Required task
Pull every line holding the string "remarks" from the records below.

Stored rows
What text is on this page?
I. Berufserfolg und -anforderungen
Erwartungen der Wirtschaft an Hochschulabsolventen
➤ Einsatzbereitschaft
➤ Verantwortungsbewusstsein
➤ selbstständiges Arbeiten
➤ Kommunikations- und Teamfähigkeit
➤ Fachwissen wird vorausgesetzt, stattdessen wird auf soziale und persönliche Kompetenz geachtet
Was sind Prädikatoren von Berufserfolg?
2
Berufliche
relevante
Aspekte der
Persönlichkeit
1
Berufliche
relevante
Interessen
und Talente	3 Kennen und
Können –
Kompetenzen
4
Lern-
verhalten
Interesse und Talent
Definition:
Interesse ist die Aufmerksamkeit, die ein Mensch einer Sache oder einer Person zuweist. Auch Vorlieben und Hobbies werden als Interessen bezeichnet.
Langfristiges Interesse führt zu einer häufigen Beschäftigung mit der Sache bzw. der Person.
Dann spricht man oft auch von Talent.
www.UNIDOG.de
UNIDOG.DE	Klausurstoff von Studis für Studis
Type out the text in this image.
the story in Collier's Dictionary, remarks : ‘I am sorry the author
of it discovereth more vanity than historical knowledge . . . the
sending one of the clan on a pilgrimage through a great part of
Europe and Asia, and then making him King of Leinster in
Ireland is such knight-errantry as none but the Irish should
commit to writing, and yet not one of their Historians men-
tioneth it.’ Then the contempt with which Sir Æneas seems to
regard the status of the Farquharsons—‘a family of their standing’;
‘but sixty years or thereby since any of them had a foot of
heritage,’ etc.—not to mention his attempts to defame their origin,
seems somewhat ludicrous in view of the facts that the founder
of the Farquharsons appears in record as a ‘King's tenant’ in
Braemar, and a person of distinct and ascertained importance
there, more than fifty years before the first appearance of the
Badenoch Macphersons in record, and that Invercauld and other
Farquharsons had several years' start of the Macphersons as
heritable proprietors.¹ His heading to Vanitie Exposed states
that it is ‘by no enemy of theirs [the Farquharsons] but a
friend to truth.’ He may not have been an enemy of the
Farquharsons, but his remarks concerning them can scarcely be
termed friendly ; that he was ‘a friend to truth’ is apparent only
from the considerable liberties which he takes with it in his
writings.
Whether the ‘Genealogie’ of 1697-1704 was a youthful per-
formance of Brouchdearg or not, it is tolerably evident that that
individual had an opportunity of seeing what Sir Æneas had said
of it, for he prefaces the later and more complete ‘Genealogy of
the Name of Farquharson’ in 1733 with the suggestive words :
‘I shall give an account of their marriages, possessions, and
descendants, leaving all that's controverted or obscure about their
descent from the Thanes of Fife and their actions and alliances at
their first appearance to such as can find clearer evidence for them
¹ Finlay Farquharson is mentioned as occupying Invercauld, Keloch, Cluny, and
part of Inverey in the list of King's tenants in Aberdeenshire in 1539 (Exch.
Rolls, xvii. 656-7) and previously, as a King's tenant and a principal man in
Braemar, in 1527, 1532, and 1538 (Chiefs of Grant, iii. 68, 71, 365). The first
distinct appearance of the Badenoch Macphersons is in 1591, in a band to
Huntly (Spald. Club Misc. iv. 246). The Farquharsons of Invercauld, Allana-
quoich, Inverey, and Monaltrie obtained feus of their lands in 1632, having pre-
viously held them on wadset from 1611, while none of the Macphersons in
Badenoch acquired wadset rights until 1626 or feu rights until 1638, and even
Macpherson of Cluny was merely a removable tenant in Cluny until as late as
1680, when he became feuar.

Task result
the story in Collier's Dictionary, remarks : ‘I am sorry the author
Farquharsons, but his remarks concerning them can scarcely be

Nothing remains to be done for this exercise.